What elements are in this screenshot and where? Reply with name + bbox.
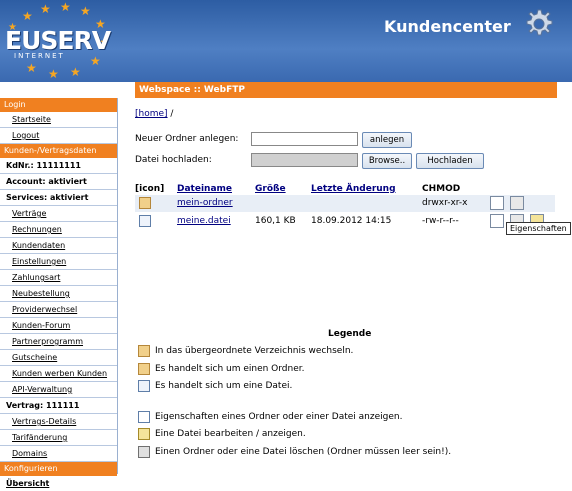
- folder-name-link[interactable]: mein-ordner: [177, 198, 233, 208]
- sidebar-item[interactable]: Verträge: [0, 206, 117, 222]
- svg-text:★: ★: [40, 2, 51, 16]
- sidebar-item[interactable]: Einstellungen: [0, 254, 117, 270]
- sidebar-item[interactable]: Zahlungsart: [0, 270, 117, 286]
- folder-icon: [138, 363, 150, 375]
- column-icon: [icon]: [135, 184, 165, 194]
- sidebar: Login Startseite Logout Kunden-/Vertragsdat…: [0, 98, 118, 491]
- column-last-modified[interactable]: Letzte Änderung: [311, 184, 396, 194]
- breadcrumb-home-link[interactable]: [home]: [135, 109, 168, 119]
- logo-subtext: INTERNET: [14, 52, 65, 60]
- svg-text:★: ★: [22, 9, 33, 23]
- new-folder-input[interactable]: [251, 132, 358, 146]
- properties-icon[interactable]: [490, 214, 504, 228]
- sidebar-item[interactable]: Gutscheine: [0, 350, 117, 366]
- column-filename[interactable]: Dateiname: [177, 184, 232, 194]
- sidebar-item[interactable]: Partnerprogramm: [0, 334, 117, 350]
- legend-title: Legende: [328, 329, 372, 339]
- sidebar-item: KdNr.: 11111111: [0, 158, 117, 174]
- row-date: 18.09.2012 14:15: [311, 216, 392, 226]
- header: ★ ★ ★ ★ ★ ★ ★ ★ ★ ★ ★ EUSERV INTERNET Kundenc…: [0, 0, 572, 82]
- row-size: 160,1 KB: [255, 216, 296, 226]
- upload-file-field[interactable]: [251, 153, 358, 167]
- table-row: mein-ordner drwxr-xr-x: [135, 195, 555, 212]
- main-content: Webspace :: WebFTP [home] / Neuer Ordner…: [118, 82, 572, 474]
- file-name-link[interactable]: meine.datei: [177, 216, 231, 226]
- svg-text:★: ★: [90, 54, 101, 68]
- legend-text: Es handelt sich um einen Ordner.: [155, 364, 305, 374]
- svg-text:★: ★: [26, 61, 37, 75]
- edit-icon: [138, 428, 150, 440]
- sidebar-section-header: Login: [0, 98, 117, 112]
- sidebar-item: Vertrag: 111111: [0, 398, 117, 414]
- sidebar-item: Services: aktiviert: [0, 190, 117, 206]
- sidebar-item[interactable]: Rechnungen: [0, 222, 117, 238]
- legend-text: Einen Ordner oder eine Datei löschen (Or…: [155, 447, 452, 457]
- legend-text: Eine Datei bearbeiten / anzeigen.: [155, 429, 306, 439]
- legend-text: Eigenschaften eines Ordner oder einer Da…: [155, 412, 403, 422]
- svg-text:★: ★: [80, 4, 91, 18]
- new-folder-label: Neuer Ordner anlegen:: [135, 134, 239, 144]
- upload-label: Datei hochladen:: [135, 155, 212, 165]
- upload-button[interactable]: Hochladen: [416, 153, 484, 169]
- row-chmod: -rw-r--r--: [422, 216, 459, 226]
- sidebar-item[interactable]: Vertrags-Details: [0, 414, 117, 430]
- legend-text: In das übergeordnete Verzeichnis wechsel…: [155, 346, 354, 356]
- sidebar-item[interactable]: Domains: [0, 446, 117, 462]
- create-folder-button[interactable]: anlegen: [362, 132, 412, 148]
- svg-text:★: ★: [70, 65, 81, 79]
- delete-icon[interactable]: [510, 196, 524, 210]
- properties-icon: [138, 411, 150, 423]
- legend-text: Es handelt sich um eine Datei.: [155, 381, 293, 391]
- breadcrumb: [home] /: [135, 109, 173, 119]
- row-chmod: drwxr-xr-x: [422, 198, 468, 208]
- file-icon: [138, 380, 150, 392]
- properties-icon[interactable]: [490, 196, 504, 210]
- delete-icon: [138, 446, 150, 458]
- breadcrumb-separator: /: [170, 109, 174, 119]
- svg-text:★: ★: [60, 0, 71, 14]
- sidebar-item[interactable]: Tarifänderung: [0, 430, 117, 446]
- logo-text: EUSERV: [5, 26, 111, 55]
- svg-text:★: ★: [48, 67, 59, 81]
- sidebar-item[interactable]: Neubestellung: [0, 286, 117, 302]
- browse-button[interactable]: Browse..: [362, 153, 412, 169]
- folder-icon: [139, 197, 151, 209]
- page-title: Webspace :: WebFTP: [135, 82, 557, 98]
- app-title: Kundencenter: [384, 17, 511, 36]
- sidebar-section-header: Kunden-/Vertragsdaten: [0, 144, 117, 158]
- gear-icon: [526, 9, 553, 36]
- sidebar-item[interactable]: Kunden-Forum: [0, 318, 117, 334]
- euserv-logo[interactable]: ★ ★ ★ ★ ★ ★ ★ ★ ★ ★ ★ EUSERV INTERNET: [0, 0, 118, 82]
- sidebar-item[interactable]: Startseite: [0, 112, 117, 128]
- sidebar-item: Account: aktiviert: [0, 174, 117, 190]
- column-size[interactable]: Größe: [255, 184, 286, 194]
- sidebar-item[interactable]: Providerwechsel: [0, 302, 117, 318]
- sidebar-item[interactable]: API-Verwaltung: [0, 382, 117, 398]
- table-row: meine.datei 160,1 KB 18.09.2012 14:15 -r…: [135, 213, 555, 230]
- sidebar-item[interactable]: Logout: [0, 128, 117, 144]
- sidebar-item[interactable]: Kunden werben Kunden: [0, 366, 117, 382]
- file-icon: [139, 215, 151, 227]
- column-chmod: CHMOD: [422, 184, 461, 194]
- tooltip: Eigenschaften: [506, 222, 571, 235]
- sidebar-item[interactable]: Kundendaten: [0, 238, 117, 254]
- sidebar-item[interactable]: Übersicht: [0, 476, 117, 491]
- up-folder-icon: [138, 345, 150, 357]
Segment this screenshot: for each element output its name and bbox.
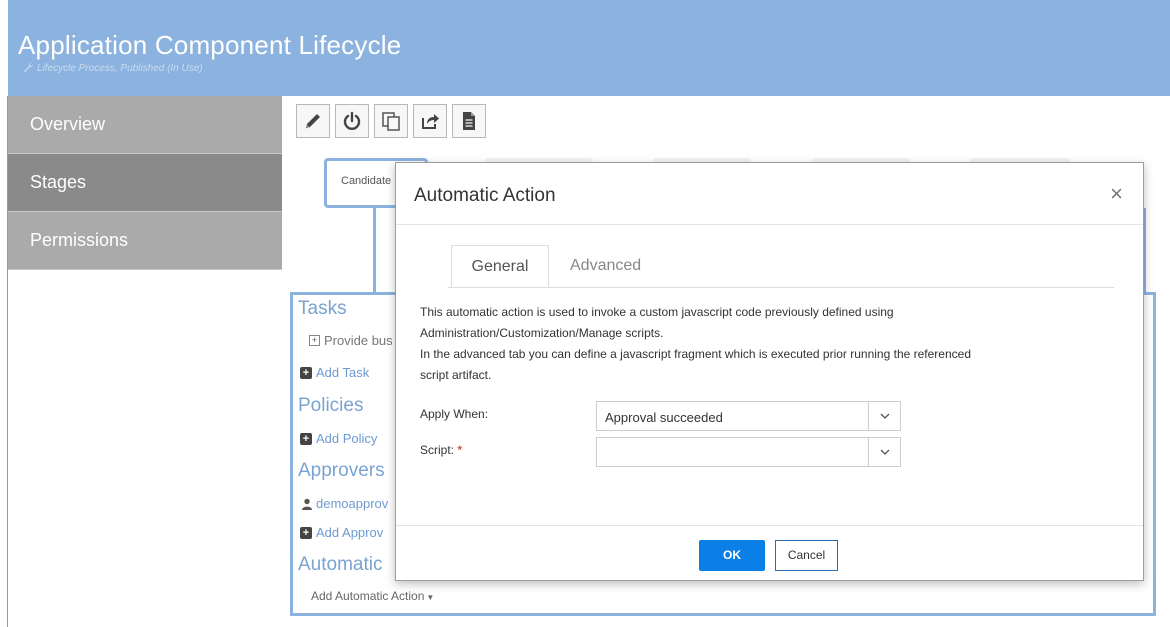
- add-policy-link[interactable]: + Add Policy: [300, 431, 377, 446]
- sidebar: Overview Stages Permissions: [8, 96, 282, 270]
- plus-icon: +: [300, 432, 312, 445]
- description-line: This automatic action is used to invoke …: [420, 305, 894, 319]
- tab-general[interactable]: General: [451, 245, 549, 287]
- policies-heading: Policies: [298, 395, 364, 416]
- app-header: Application Component Lifecycle Lifecycl…: [8, 0, 1170, 96]
- subtitle-text: Lifecycle Process, Published (In Use): [37, 62, 203, 74]
- apply-when-label: Apply When:: [420, 407, 489, 421]
- user-icon: [302, 498, 312, 510]
- approver-user[interactable]: demoapprov: [301, 496, 388, 511]
- page-subtitle: Lifecycle Process, Published (In Use): [22, 62, 203, 74]
- cancel-button[interactable]: Cancel: [775, 540, 838, 571]
- plus-icon: +: [300, 526, 312, 539]
- description-line: Administration/Customization/Manage scri…: [420, 326, 664, 340]
- dialog-header: Automatic Action ×: [396, 163, 1143, 225]
- document-icon: [463, 112, 475, 130]
- plus-icon: +: [300, 366, 312, 379]
- caret-down-icon: ▼: [426, 593, 435, 602]
- apply-when-value: Approval succeeded: [605, 410, 723, 425]
- script-select[interactable]: [596, 437, 901, 467]
- tasks-heading: Tasks: [298, 298, 347, 319]
- description-line: In the advanced tab you can define a jav…: [420, 347, 971, 361]
- dialog-tabs: General Advanced: [448, 245, 1114, 288]
- script-label-text: Script:: [420, 443, 455, 457]
- ok-button[interactable]: OK: [699, 540, 765, 571]
- script-label: Script: *: [420, 443, 462, 457]
- close-icon[interactable]: ×: [1110, 181, 1123, 207]
- add-task-label: Add Task: [316, 365, 370, 380]
- chevron-down-icon: [880, 413, 889, 419]
- page-title: Application Component Lifecycle: [18, 30, 402, 60]
- copy-button[interactable]: [374, 104, 408, 138]
- add-automatic-action-label: Add Automatic Action: [311, 589, 425, 603]
- add-task-link[interactable]: + Add Task: [300, 365, 369, 380]
- add-policy-label: Add Policy: [316, 431, 378, 446]
- add-automatic-action-dropdown[interactable]: Add Automatic Action ▼: [311, 589, 434, 603]
- dialog-title: Automatic Action: [414, 185, 556, 206]
- automatic-heading: Automatic: [298, 554, 383, 575]
- edit-button[interactable]: [296, 104, 330, 138]
- dialog-footer: OK Cancel: [396, 525, 1143, 582]
- dropdown-toggle[interactable]: [868, 402, 900, 430]
- dropdown-toggle[interactable]: [868, 438, 900, 466]
- power-icon: [343, 111, 361, 130]
- share-icon: [422, 114, 439, 129]
- task-item[interactable]: + Provide bus: [309, 333, 393, 348]
- toolbar: [296, 104, 486, 138]
- dialog-description: This automatic action is used to invoke …: [420, 302, 1120, 386]
- add-approver-link[interactable]: + Add Approv: [300, 525, 383, 540]
- approver-user-label: demoapprov: [316, 496, 389, 511]
- expand-icon[interactable]: +: [309, 335, 320, 346]
- tab-advanced[interactable]: Advanced: [552, 245, 659, 287]
- chevron-down-icon: [880, 449, 889, 455]
- share-button[interactable]: [413, 104, 447, 138]
- pencil-icon: [305, 114, 320, 129]
- sidebar-item-overview[interactable]: Overview: [8, 96, 282, 154]
- power-button[interactable]: [335, 104, 369, 138]
- wrench-icon: [23, 62, 34, 73]
- copy-icon: [382, 112, 400, 131]
- apply-when-select[interactable]: Approval succeeded: [596, 401, 901, 431]
- stage-tab-label: Candidate: [341, 175, 392, 187]
- automatic-action-dialog: Automatic Action × General Advanced This…: [395, 162, 1144, 581]
- sidebar-item-permissions[interactable]: Permissions: [8, 212, 282, 270]
- approvers-heading: Approvers: [298, 460, 385, 481]
- sidebar-item-stages[interactable]: Stages: [8, 154, 282, 212]
- stage-connector: [373, 208, 376, 294]
- required-marker: *: [457, 443, 463, 457]
- description-line: script artifact.: [420, 368, 492, 382]
- task-item-label: Provide bus: [324, 333, 393, 348]
- add-approver-label: Add Approv: [316, 525, 384, 540]
- document-button[interactable]: [452, 104, 486, 138]
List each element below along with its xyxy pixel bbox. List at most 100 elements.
* * *
Problem requirements ▸ Copy the items starting at the line that contains "- add-policy-link[interactable]: +" and ending at the line that contains "- ok-button[interactable]: OK: [699, 540, 765, 571]", both included.

Result of this exercise ▸
- add-policy-link[interactable]: + Add Policy: [300, 431, 377, 446]
- sidebar: Overview Stages Permissions: [8, 96, 282, 270]
- plus-icon: +: [300, 432, 312, 445]
- description-line: This automatic action is used to invoke …: [420, 305, 894, 319]
- tab-general[interactable]: General: [451, 245, 549, 287]
- policies-heading: Policies: [298, 395, 364, 416]
- app-header: Application Component Lifecycle Lifecycl…: [8, 0, 1170, 96]
- subtitle-text: Lifecycle Process, Published (In Use): [37, 62, 203, 74]
- apply-when-label: Apply When:: [420, 407, 489, 421]
- user-icon: [302, 498, 312, 510]
- approver-user[interactable]: demoapprov: [301, 496, 388, 511]
- page-subtitle: Lifecycle Process, Published (In Use): [22, 62, 203, 74]
- cancel-button[interactable]: Cancel: [775, 540, 838, 571]
- plus-icon: +: [300, 526, 312, 539]
- description-line: Administration/Customization/Manage scri…: [420, 326, 664, 340]
- dialog-header: Automatic Action ×: [396, 163, 1143, 225]
- document-icon: [463, 112, 475, 130]
- plus-icon: +: [300, 366, 312, 379]
- caret-down-icon: ▼: [426, 593, 435, 602]
- apply-when-value: Approval succeeded: [605, 410, 723, 425]
- script-select[interactable]: [596, 437, 901, 467]
- tasks-heading: Tasks: [298, 298, 347, 319]
- description-line: In the advanced tab you can define a jav…: [420, 347, 971, 361]
- dialog-tabs: General Advanced: [448, 245, 1114, 288]
- script-label-text: Script:: [420, 443, 455, 457]
- ok-button[interactable]: OK: [699, 540, 765, 571]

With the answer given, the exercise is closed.